**Aim:** Work through the following lines and count those that hold the word "согласно". Reply with that number only.

**Data for processing:**
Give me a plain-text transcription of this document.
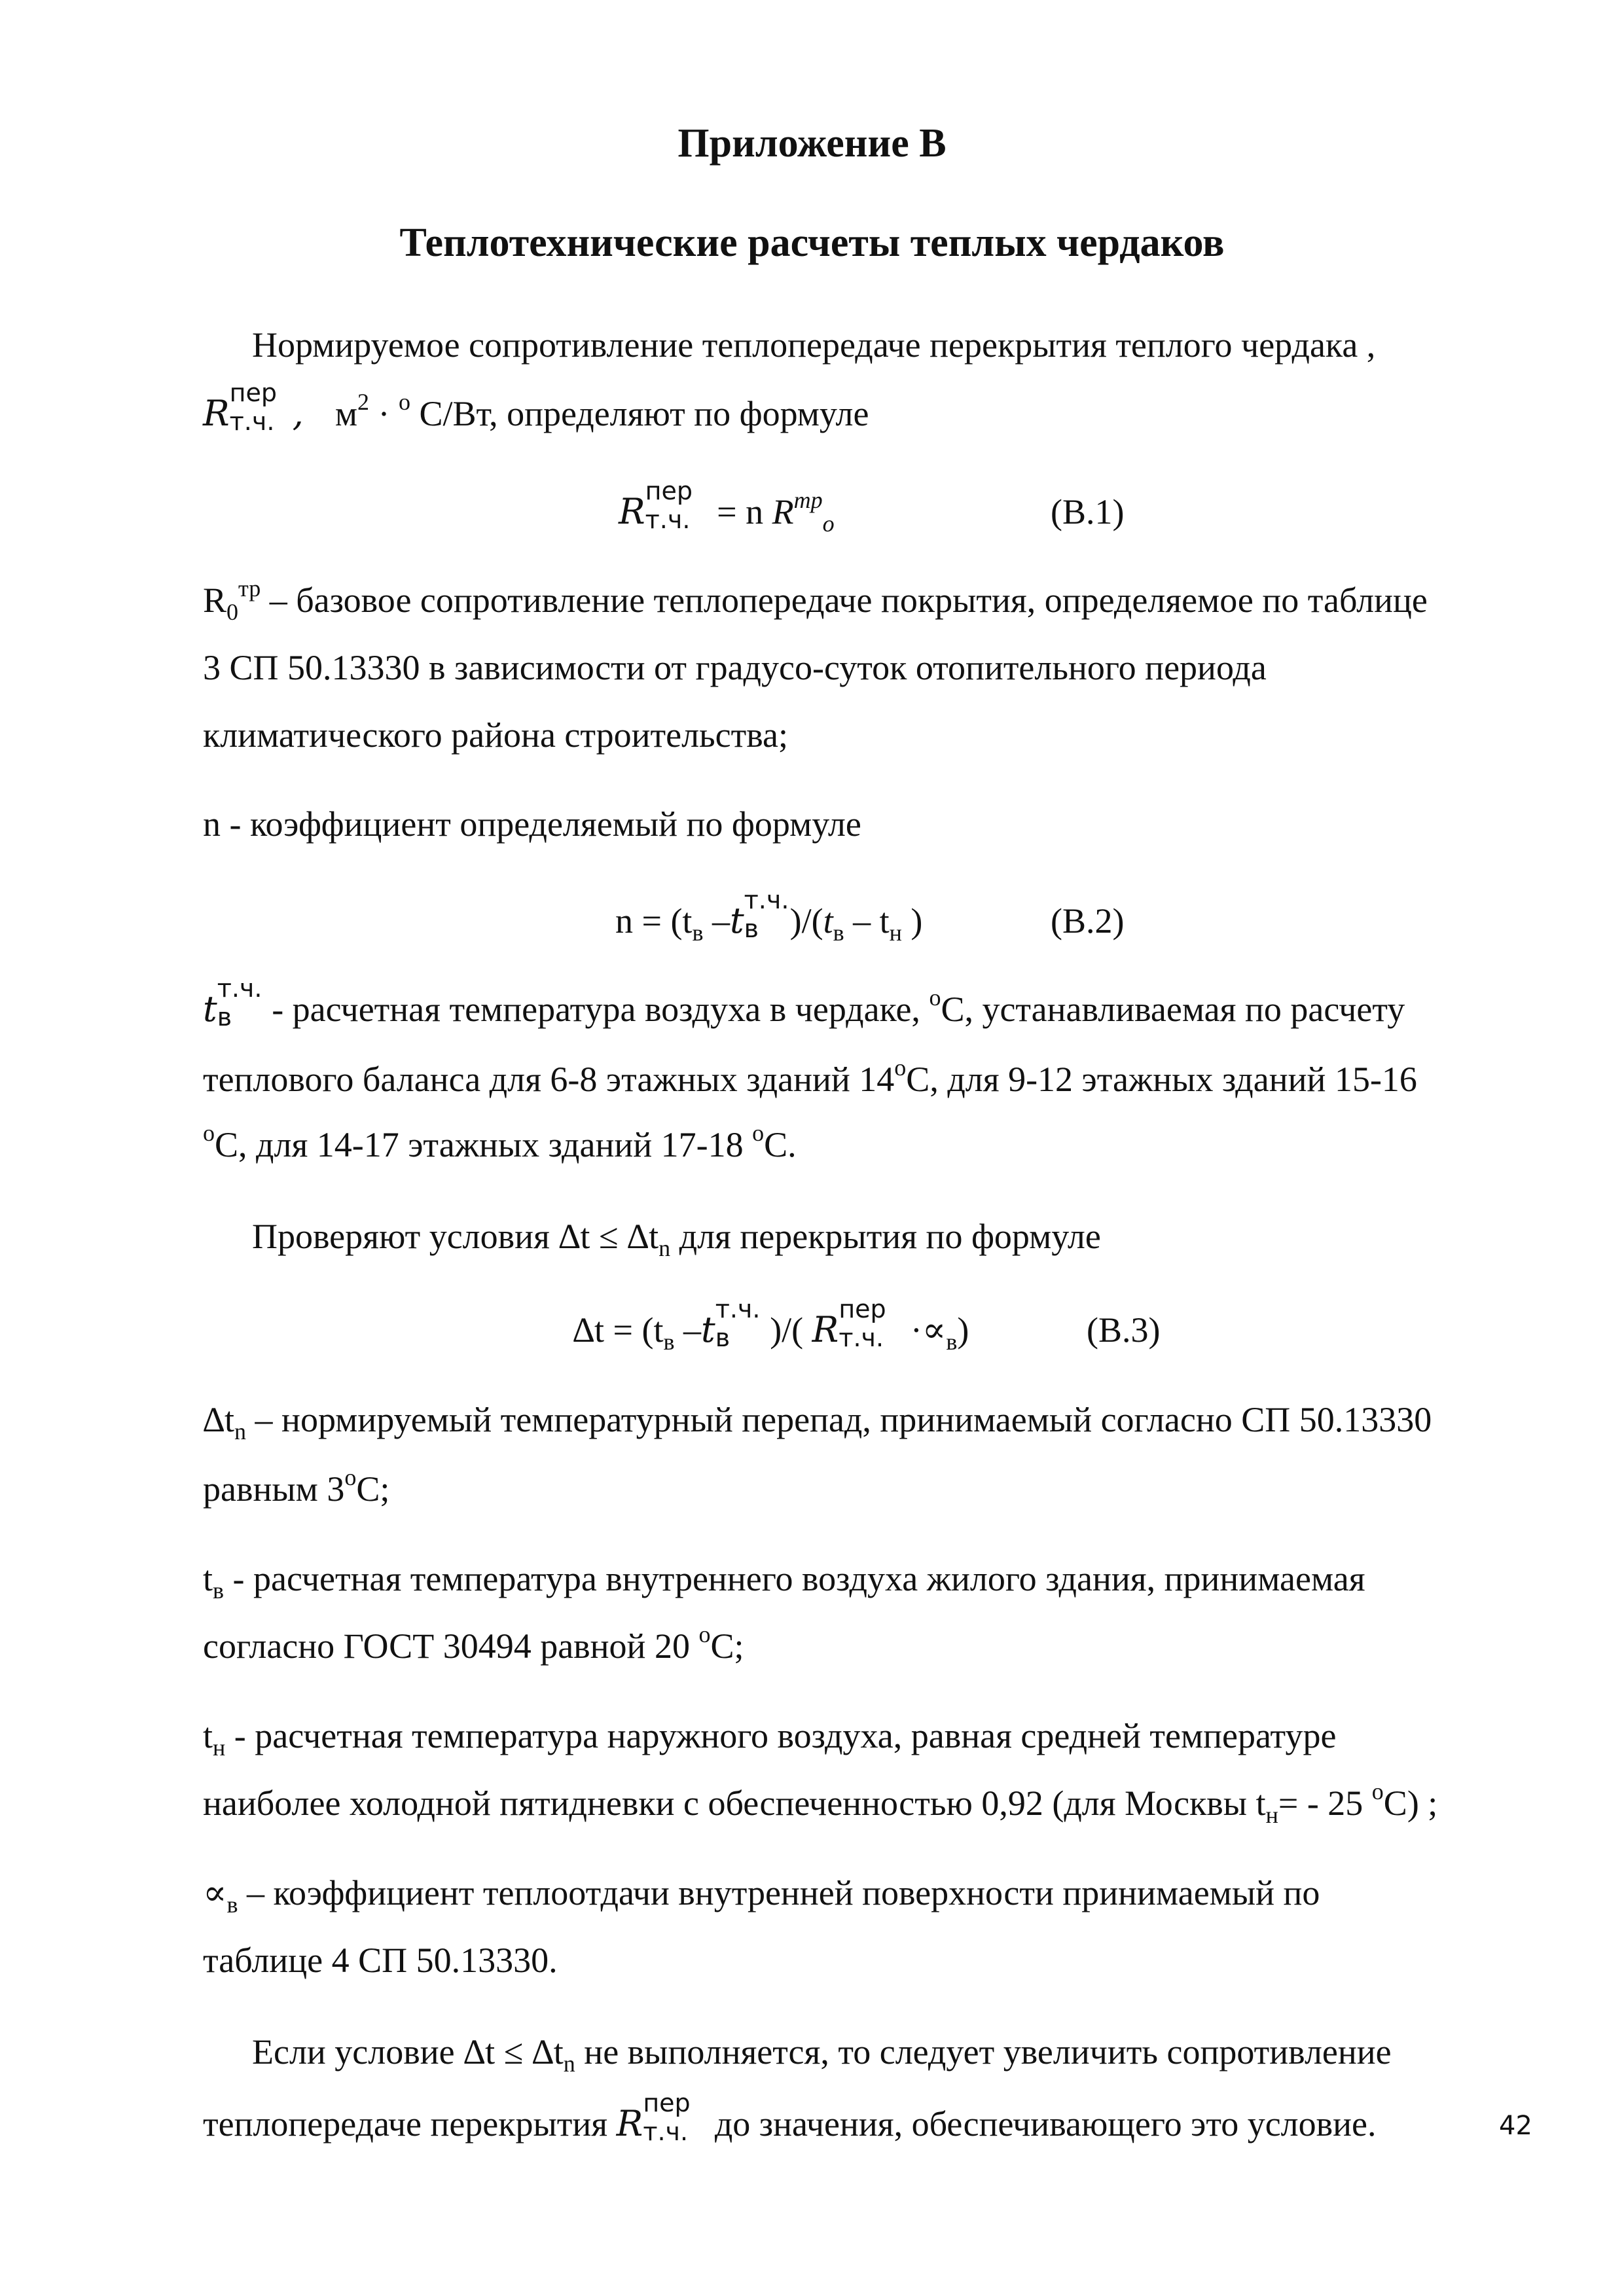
Приложение В
Теплотехнические расчеты теплых чердаков
Нормируемое сопротивление теплопередаче перекрытия теплого чердака ,
R пер
т.ч. , $м^2 \cdot ^о$ С/Вт, определяют по формуле
R пер
т.ч. = n $R^{тр}_o$	(В.1)
$R_0^{тр}$ – базовое сопротивление теплопередаче покрытия, определяемое по таблице
3 СП 50.13330 в зависимости от градусо-суток отопительного периода
климатического района строительства;
n - коэффициент определяемый по формуле
$n = (t_в$ –t т.ч.
в )$/(t_в - t_н$ )	(В.2)
t т.ч.
в - расчетная температура воздуха в чердаке, $^о$С, устанавливаемая по расчету
теплового баланса для 6-8 этажных зданий $14^оС$, для 9-12 этажных зданий 15-16
$^о$С, для 14-17 этажных зданий 17-18 $^о$С.
Проверяют условия $\Delta t \le \Delta t_n$ для перекрытия по формуле
$\Delta t = (t_в$ –t т.ч.
в )/( R пер
т.ч. $\cdot\propto_в$)	(В.3)
$\Delta t_n$ – нормируемый температурный перепад, принимаемый согласно СП 50.13330
равным $3^оС$;
$t_в$ - расчетная температура внутреннего воздуха жилого здания, принимаемая
согласно ГОСТ 30494 равной 20 $^о$С;
$t_н$ - расчетная температура наружного воздуха, равная средней температуре
наиболее холодной пятидневки с обеспеченностью 0,92 (для Москвы $t_н= - 25$ $^о$С) ;
$\propto_в$ – коэффициент теплоотдачи внутренней поверхности принимаемый по
таблице 4 СП 50.13330.
Если условие $\Delta t \le \Delta t_n$ не выполняется, то следует увеличить сопротивление
теплопередаче перекрытия R пер
т.ч. до значения, обеспечивающего это условие.	42
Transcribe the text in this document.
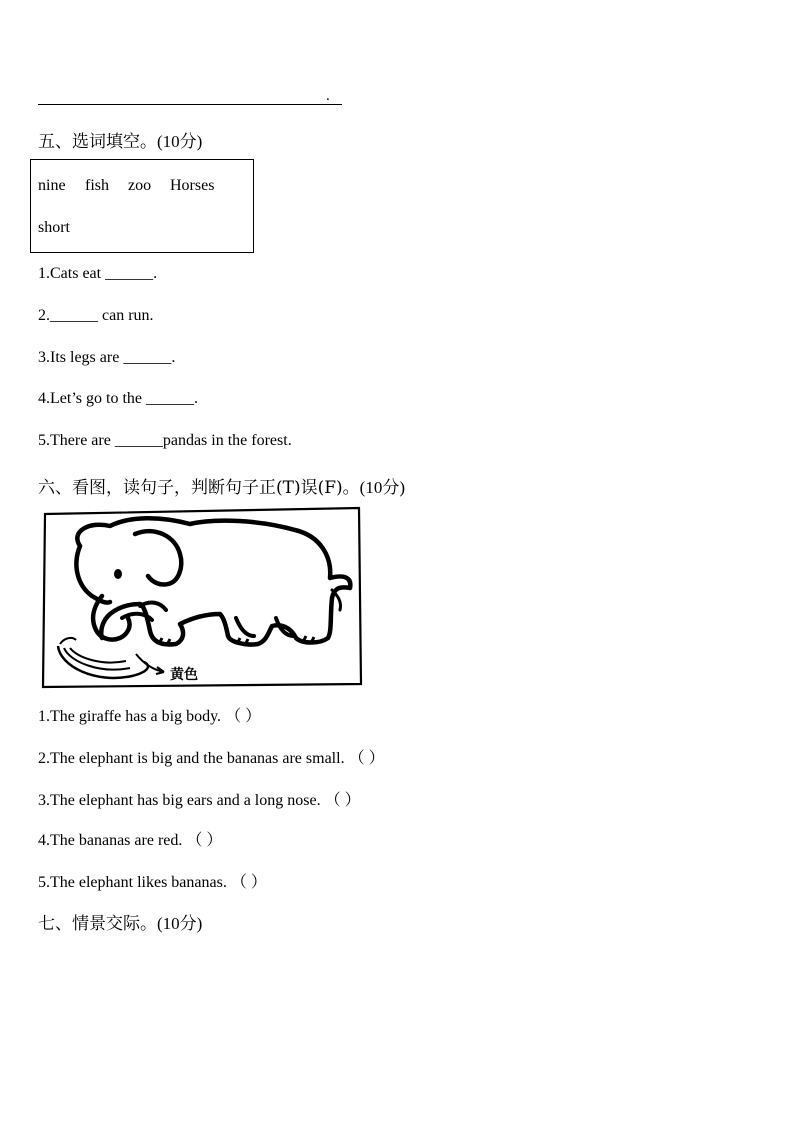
.
五、选词填空。(10分)
nine fish zoo Horses
short
1.Cats eat ______.
2.______ can run.
3.Its legs are ______.
4.Let’s go to the ______.
5.There are ______pandas in the forest.
六、看图，读句子，判断句子正(T)误(F)。(10分)
黄色
1.The giraffe has a big body. （ ）
2.The elephant is big and the bananas are small. （ ）
3.The elephant has big ears and a long nose. （ ）
4.The bananas are red. （ ）
5.The elephant likes bananas. （ ）
七、情景交际。(10分)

**Answer in full:** 2